■ BRIEF ■
Transcribe every line of the listing below without any deviation.

[start]

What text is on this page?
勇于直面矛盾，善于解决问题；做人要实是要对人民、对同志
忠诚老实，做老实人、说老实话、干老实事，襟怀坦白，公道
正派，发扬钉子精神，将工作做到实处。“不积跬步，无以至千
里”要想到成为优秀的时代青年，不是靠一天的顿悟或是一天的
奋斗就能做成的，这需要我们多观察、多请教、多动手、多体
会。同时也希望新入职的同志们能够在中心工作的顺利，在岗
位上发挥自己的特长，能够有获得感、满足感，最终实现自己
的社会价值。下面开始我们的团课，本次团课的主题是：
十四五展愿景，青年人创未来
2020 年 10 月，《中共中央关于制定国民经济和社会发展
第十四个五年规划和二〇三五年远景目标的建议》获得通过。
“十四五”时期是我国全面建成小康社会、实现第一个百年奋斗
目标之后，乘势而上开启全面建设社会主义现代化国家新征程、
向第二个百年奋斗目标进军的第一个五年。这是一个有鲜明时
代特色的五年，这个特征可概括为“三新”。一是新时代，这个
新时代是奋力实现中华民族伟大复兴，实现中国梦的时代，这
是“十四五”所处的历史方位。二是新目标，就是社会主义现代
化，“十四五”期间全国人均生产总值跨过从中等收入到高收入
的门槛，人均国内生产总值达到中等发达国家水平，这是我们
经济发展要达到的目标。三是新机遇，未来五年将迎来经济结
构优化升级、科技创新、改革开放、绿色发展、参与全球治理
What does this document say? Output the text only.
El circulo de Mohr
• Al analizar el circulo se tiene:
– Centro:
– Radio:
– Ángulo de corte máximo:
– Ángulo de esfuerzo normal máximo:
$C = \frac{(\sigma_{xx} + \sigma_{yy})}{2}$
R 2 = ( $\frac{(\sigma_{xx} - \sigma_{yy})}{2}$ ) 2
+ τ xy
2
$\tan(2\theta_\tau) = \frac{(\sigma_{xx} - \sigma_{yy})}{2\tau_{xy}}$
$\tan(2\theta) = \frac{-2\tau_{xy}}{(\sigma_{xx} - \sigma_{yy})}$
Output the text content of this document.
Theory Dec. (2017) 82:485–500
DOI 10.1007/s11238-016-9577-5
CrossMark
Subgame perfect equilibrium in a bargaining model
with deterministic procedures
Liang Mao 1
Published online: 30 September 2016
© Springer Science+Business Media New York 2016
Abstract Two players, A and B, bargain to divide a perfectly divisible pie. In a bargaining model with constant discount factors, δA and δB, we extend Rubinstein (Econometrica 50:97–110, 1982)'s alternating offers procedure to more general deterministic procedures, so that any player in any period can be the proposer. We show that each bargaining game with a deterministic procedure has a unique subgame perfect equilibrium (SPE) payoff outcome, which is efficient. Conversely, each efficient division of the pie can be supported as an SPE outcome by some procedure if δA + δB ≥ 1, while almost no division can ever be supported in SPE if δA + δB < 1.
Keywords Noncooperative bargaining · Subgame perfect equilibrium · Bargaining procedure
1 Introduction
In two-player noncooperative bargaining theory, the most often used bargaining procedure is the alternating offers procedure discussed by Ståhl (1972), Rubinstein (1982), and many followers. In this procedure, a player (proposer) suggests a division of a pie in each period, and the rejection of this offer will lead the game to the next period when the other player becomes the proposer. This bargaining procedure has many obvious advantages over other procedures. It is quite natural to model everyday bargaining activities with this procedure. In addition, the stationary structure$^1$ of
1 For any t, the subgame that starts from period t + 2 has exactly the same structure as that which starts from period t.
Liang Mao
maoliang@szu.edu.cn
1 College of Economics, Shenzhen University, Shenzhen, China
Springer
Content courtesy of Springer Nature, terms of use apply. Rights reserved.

[end]

■ REPLY TO THE EXERCISE ■
What text is on this page?
勇于直面矛盾，善于解决问题；做人要实是要对人民、对同志
忠诚老实，做老实人、说老实话、干老实事，襟怀坦白，公道
正派，发扬钉子精神，将工作做到实处。“不积跬步，无以至千
里”要想到成为优秀的时代青年，不是靠一天的顿悟或是一天的
奋斗就能做成的，这需要我们多观察、多请教、多动手、多体
会。同时也希望新入职的同志们能够在中心工作的顺利，在岗
位上发挥自己的特长，能够有获得感、满足感，最终实现自己
的社会价值。下面开始我们的团课，本次团课的主题是：
十四五展愿景，青年人创未来
2020 年 10 月，《中共中央关于制定国民经济和社会发展
第十四个五年规划和二〇三五年远景目标的建议》获得通过。
“十四五”时期是我国全面建成小康社会、实现第一个百年奋斗
目标之后，乘势而上开启全面建设社会主义现代化国家新征程、
向第二个百年奋斗目标进军的第一个五年。这是一个有鲜明时
代特色的五年，这个特征可概括为“三新”。一是新时代，这个
新时代是奋力实现中华民族伟大复兴，实现中国梦的时代，这
是“十四五”所处的历史方位。二是新目标，就是社会主义现代
化，“十四五”期间全国人均生产总值跨过从中等收入到高收入
的门槛，人均国内生产总值达到中等发达国家水平，这是我们
经济发展要达到的目标。三是新机遇，未来五年将迎来经济结
构优化升级、科技创新、改革开放、绿色发展、参与全球治理
What does this document say? Output the text only.
El circulo de Mohr
• Al analizar el circulo se tiene:
– Centro:
– Radio:
– Ángulo de corte máximo:
– Ángulo de esfuerzo normal máximo:
$C = \frac{(\sigma_{xx} + \sigma_{yy})}{2}$
R 2 = ( $\frac{(\sigma_{xx} - \sigma_{yy})}{2}$ ) 2
+ τ xy
2
$\tan(2\theta_\tau) = \frac{(\sigma_{xx} - \sigma_{yy})}{2\tau_{xy}}$
$\tan(2\theta) = \frac{-2\tau_{xy}}{(\sigma_{xx} - \sigma_{yy})}$
Output the text content of this document.
Theory Dec. (2017) 82:485–500
DOI 10.1007/s11238-016-9577-5
CrossMark
Subgame perfect equilibrium in a bargaining model
with deterministic procedures
Liang Mao 1
Published online: 30 September 2016
© Springer Science+Business Media New York 2016
Abstract Two players, A and B, bargain to divide a perfectly divisible pie. In a bargaining model with constant discount factors, δA and δB, we extend Rubinstein (Econometrica 50:97–110, 1982)'s alternating offers procedure to more general deterministic procedures, so that any player in any period can be the proposer. We show that each bargaining game with a deterministic procedure has a unique subgame perfect equilibrium (SPE) payoff outcome, which is efficient. Conversely, each efficient division of the pie can be supported as an SPE outcome by some procedure if δA + δB ≥ 1, while almost no division can ever be supported in SPE if δA + δB < 1.
Keywords Noncooperative bargaining · Subgame perfect equilibrium · Bargaining procedure
1 Introduction
In two-player noncooperative bargaining theory, the most often used bargaining procedure is the alternating offers procedure discussed by Ståhl (1972), Rubinstein (1982), and many followers. In this procedure, a player (proposer) suggests a division of a pie in each period, and the rejection of this offer will lead the game to the next period when the other player becomes the proposer. This bargaining procedure has many obvious advantages over other procedures. It is quite natural to model everyday bargaining activities with this procedure. In addition, the stationary structure$^1$ of
1 For any t, the subgame that starts from period t + 2 has exactly the same structure as that which starts from period t.
Liang Mao
maoliang@szu.edu.cn
1 College of Economics, Shenzhen University, Shenzhen, China
Springer
Content courtesy of Springer Nature, terms of use apply. Rights reserved.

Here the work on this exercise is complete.